▸ **EXERCISE GOAL**: Type out all the records again exactly.

▸ **DATA FOR ANALYSIS**:
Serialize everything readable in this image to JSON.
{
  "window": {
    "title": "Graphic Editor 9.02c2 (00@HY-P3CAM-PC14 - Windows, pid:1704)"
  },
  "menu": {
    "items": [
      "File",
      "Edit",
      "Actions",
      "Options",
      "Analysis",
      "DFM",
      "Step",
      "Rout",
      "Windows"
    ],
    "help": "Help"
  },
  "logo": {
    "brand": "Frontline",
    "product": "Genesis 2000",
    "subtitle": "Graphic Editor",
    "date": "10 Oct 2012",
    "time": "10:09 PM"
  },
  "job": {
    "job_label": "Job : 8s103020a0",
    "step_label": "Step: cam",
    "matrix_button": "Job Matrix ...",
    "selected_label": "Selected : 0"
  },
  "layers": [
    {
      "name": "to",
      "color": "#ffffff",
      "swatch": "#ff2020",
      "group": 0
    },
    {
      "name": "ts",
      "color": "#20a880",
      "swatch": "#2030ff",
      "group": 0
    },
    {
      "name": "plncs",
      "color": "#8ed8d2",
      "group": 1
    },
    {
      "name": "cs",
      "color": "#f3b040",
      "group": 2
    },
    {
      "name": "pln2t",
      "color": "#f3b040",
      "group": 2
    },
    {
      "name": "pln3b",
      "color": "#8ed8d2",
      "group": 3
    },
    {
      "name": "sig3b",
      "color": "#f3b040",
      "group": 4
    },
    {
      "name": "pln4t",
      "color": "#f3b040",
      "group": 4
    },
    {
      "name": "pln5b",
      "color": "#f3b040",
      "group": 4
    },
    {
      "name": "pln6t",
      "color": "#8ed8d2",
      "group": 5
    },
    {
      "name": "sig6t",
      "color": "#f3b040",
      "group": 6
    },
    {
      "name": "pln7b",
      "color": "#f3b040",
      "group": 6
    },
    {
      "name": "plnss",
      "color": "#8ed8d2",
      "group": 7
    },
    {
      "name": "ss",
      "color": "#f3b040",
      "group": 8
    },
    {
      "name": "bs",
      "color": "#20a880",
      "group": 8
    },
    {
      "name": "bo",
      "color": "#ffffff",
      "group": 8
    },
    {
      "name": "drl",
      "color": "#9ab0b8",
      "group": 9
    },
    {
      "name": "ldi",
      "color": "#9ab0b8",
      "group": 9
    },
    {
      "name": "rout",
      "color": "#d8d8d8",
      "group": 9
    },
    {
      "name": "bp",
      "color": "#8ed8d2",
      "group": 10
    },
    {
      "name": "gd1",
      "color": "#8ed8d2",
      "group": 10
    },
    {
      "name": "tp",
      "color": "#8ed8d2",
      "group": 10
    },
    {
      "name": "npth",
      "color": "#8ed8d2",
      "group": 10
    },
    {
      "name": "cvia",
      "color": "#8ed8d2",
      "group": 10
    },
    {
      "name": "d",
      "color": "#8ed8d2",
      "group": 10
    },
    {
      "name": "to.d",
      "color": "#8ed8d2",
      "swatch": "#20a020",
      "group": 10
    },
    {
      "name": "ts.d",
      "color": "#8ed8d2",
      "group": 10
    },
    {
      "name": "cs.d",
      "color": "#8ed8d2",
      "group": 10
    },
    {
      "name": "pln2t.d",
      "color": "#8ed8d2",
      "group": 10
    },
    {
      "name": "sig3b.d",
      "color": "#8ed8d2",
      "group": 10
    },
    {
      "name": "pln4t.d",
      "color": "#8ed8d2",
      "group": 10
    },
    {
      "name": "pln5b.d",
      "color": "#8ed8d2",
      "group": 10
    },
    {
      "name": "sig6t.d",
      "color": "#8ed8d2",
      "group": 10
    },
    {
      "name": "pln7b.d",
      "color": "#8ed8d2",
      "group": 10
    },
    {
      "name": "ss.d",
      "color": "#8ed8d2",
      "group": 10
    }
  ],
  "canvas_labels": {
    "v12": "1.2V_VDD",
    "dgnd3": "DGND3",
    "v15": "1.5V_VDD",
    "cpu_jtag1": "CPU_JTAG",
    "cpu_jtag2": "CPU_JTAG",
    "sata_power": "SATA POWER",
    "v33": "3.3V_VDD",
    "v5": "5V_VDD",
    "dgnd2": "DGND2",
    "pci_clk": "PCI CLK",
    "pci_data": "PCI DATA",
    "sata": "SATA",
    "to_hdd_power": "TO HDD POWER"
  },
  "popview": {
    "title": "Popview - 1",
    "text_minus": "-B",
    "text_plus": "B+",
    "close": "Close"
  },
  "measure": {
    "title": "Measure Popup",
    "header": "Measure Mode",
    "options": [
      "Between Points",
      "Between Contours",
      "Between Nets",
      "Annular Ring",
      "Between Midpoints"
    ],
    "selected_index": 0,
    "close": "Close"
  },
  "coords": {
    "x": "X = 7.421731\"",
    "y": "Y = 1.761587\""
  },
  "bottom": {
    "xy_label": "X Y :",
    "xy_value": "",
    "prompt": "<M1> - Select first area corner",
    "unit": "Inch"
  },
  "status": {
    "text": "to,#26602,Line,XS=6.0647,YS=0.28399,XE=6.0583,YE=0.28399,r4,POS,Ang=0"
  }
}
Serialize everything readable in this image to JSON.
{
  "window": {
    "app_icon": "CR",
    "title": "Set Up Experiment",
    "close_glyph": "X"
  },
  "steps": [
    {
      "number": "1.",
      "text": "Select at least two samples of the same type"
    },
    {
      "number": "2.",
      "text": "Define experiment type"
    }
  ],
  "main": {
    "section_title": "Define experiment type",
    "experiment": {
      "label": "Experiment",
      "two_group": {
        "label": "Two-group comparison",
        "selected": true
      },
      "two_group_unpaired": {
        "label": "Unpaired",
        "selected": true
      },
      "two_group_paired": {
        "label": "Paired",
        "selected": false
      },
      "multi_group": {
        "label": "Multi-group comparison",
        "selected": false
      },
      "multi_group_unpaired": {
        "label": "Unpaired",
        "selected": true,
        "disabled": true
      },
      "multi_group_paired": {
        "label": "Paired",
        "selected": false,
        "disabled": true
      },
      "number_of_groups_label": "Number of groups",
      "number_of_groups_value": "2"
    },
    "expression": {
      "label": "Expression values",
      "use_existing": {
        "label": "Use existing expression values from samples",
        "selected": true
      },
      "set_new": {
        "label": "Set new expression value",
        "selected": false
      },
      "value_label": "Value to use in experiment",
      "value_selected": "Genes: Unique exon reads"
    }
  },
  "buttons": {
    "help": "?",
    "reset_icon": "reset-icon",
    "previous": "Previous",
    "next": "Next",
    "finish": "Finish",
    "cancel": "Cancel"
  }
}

▸ **RESPONSE BOX**:
Serialize everything readable in this image to JSON.
{
  "window": {
    "title": "Graphic Editor 9.02c2 (00@HY-P3CAM-PC14 - Windows, pid:1704)"
  },
  "menu": {
    "items": [
      "File",
      "Edit",
      "Actions",
      "Options",
      "Analysis",
      "DFM",
      "Step",
      "Rout",
      "Windows"
    ],
    "help": "Help"
  },
  "logo": {
    "brand": "Frontline",
    "product": "Genesis 2000",
    "subtitle": "Graphic Editor",
    "date": "10 Oct 2012",
    "time": "10:09 PM"
  },
  "job": {
    "job_label": "Job : 8s103020a0",
    "step_label": "Step: cam",
    "matrix_button": "Job Matrix ...",
    "selected_label": "Selected : 0"
  },
  "layers": [
    {
      "name": "to",
      "color": "#ffffff",
      "swatch": "#ff2020",
      "group": 0
    },
    {
      "name": "ts",
      "color": "#20a880",
      "swatch": "#2030ff",
      "group": 0
    },
    {
      "name": "plncs",
      "color": "#8ed8d2",
      "group": 1
    },
    {
      "name": "cs",
      "color": "#f3b040",
      "group": 2
    },
    {
      "name": "pln2t",
      "color": "#f3b040",
      "group": 2
    },
    {
      "name": "pln3b",
      "color": "#8ed8d2",
      "group": 3
    },
    {
      "name": "sig3b",
      "color": "#f3b040",
      "group": 4
    },
    {
      "name": "pln4t",
      "color": "#f3b040",
      "group": 4
    },
    {
      "name": "pln5b",
      "color": "#f3b040",
      "group": 4
    },
    {
      "name": "pln6t",
      "color": "#8ed8d2",
      "group": 5
    },
    {
      "name": "sig6t",
      "color": "#f3b040",
      "group": 6
    },
    {
      "name": "pln7b",
      "color": "#f3b040",
      "group": 6
    },
    {
      "name": "plnss",
      "color": "#8ed8d2",
      "group": 7
    },
    {
      "name": "ss",
      "color": "#f3b040",
      "group": 8
    },
    {
      "name": "bs",
      "color": "#20a880",
      "group": 8
    },
    {
      "name": "bo",
      "color": "#ffffff",
      "group": 8
    },
    {
      "name": "drl",
      "color": "#9ab0b8",
      "group": 9
    },
    {
      "name": "ldi",
      "color": "#9ab0b8",
      "group": 9
    },
    {
      "name": "rout",
      "color": "#d8d8d8",
      "group": 9
    },
    {
      "name": "bp",
      "color": "#8ed8d2",
      "group": 10
    },
    {
      "name": "gd1",
      "color": "#8ed8d2",
      "group": 10
    },
    {
      "name": "tp",
      "color": "#8ed8d2",
      "group": 10
    },
    {
      "name": "npth",
      "color": "#8ed8d2",
      "group": 10
    },
    {
      "name": "cvia",
      "color": "#8ed8d2",
      "group": 10
    },
    {
      "name": "d",
      "color": "#8ed8d2",
      "group": 10
    },
    {
      "name": "to.d",
      "color": "#8ed8d2",
      "swatch": "#20a020",
      "group": 10
    },
    {
      "name": "ts.d",
      "color": "#8ed8d2",
      "group": 10
    },
    {
      "name": "cs.d",
      "color": "#8ed8d2",
      "group": 10
    },
    {
      "name": "pln2t.d",
      "color": "#8ed8d2",
      "group": 10
    },
    {
      "name": "sig3b.d",
      "color": "#8ed8d2",
      "group": 10
    },
    {
      "name": "pln4t.d",
      "color": "#8ed8d2",
      "group": 10
    },
    {
      "name": "pln5b.d",
      "color": "#8ed8d2",
      "group": 10
    },
    {
      "name": "sig6t.d",
      "color": "#8ed8d2",
      "group": 10
    },
    {
      "name": "pln7b.d",
      "color": "#8ed8d2",
      "group": 10
    },
    {
      "name": "ss.d",
      "color": "#8ed8d2",
      "group": 10
    }
  ],
  "canvas_labels": {
    "v12": "1.2V_VDD",
    "dgnd3": "DGND3",
    "v15": "1.5V_VDD",
    "cpu_jtag1": "CPU_JTAG",
    "cpu_jtag2": "CPU_JTAG",
    "sata_power": "SATA POWER",
    "v33": "3.3V_VDD",
    "v5": "5V_VDD",
    "dgnd2": "DGND2",
    "pci_clk": "PCI CLK",
    "pci_data": "PCI DATA",
    "sata": "SATA",
    "to_hdd_power": "TO HDD POWER"
  },
  "popview": {
    "title": "Popview - 1",
    "text_minus": "-B",
    "text_plus": "B+",
    "close": "Close"
  },
  "measure": {
    "title": "Measure Popup",
    "header": "Measure Mode",
    "options": [
      "Between Points",
      "Between Contours",
      "Between Nets",
      "Annular Ring",
      "Between Midpoints"
    ],
    "selected_index": 0,
    "close": "Close"
  },
  "coords": {
    "x": "X = 7.421731\"",
    "y": "Y = 1.761587\""
  },
  "bottom": {
    "xy_label": "X Y :",
    "xy_value": "",
    "prompt": "<M1> - Select first area corner",
    "unit": "Inch"
  },
  "status": {
    "text": "to,#26602,Line,XS=6.0647,YS=0.28399,XE=6.0583,YE=0.28399,r4,POS,Ang=0"
  }
}
Serialize everything readable in this image to JSON.
{
  "window": {
    "app_icon": "CR",
    "title": "Set Up Experiment",
    "close_glyph": "X"
  },
  "steps": [
    {
      "number": "1.",
      "text": "Select at least two samples of the same type"
    },
    {
      "number": "2.",
      "text": "Define experiment type"
    }
  ],
  "main": {
    "section_title": "Define experiment type",
    "experiment": {
      "label": "Experiment",
      "two_group": {
        "label": "Two-group comparison",
        "selected": true
      },
      "two_group_unpaired": {
        "label": "Unpaired",
        "selected": true
      },
      "two_group_paired": {
        "label": "Paired",
        "selected": false
      },
      "multi_group": {
        "label": "Multi-group comparison",
        "selected": false
      },
      "multi_group_unpaired": {
        "label": "Unpaired",
        "selected": true,
        "disabled": true
      },
      "multi_group_paired": {
        "label": "Paired",
        "selected": false,
        "disabled": true
      },
      "number_of_groups_label": "Number of groups",
      "number_of_groups_value": "2"
    },
    "expression": {
      "label": "Expression values",
      "use_existing": {
        "label": "Use existing expression values from samples",
        "selected": true
      },
      "set_new": {
        "label": "Set new expression value",
        "selected": false
      },
      "value_label": "Value to use in experiment",
      "value_selected": "Genes: Unique exon reads"
    }
  },
  "buttons": {
    "help": "?",
    "reset_icon": "reset-icon",
    "previous": "Previous",
    "next": "Next",
    "finish": "Finish",
    "cancel": "Cancel"
  }
}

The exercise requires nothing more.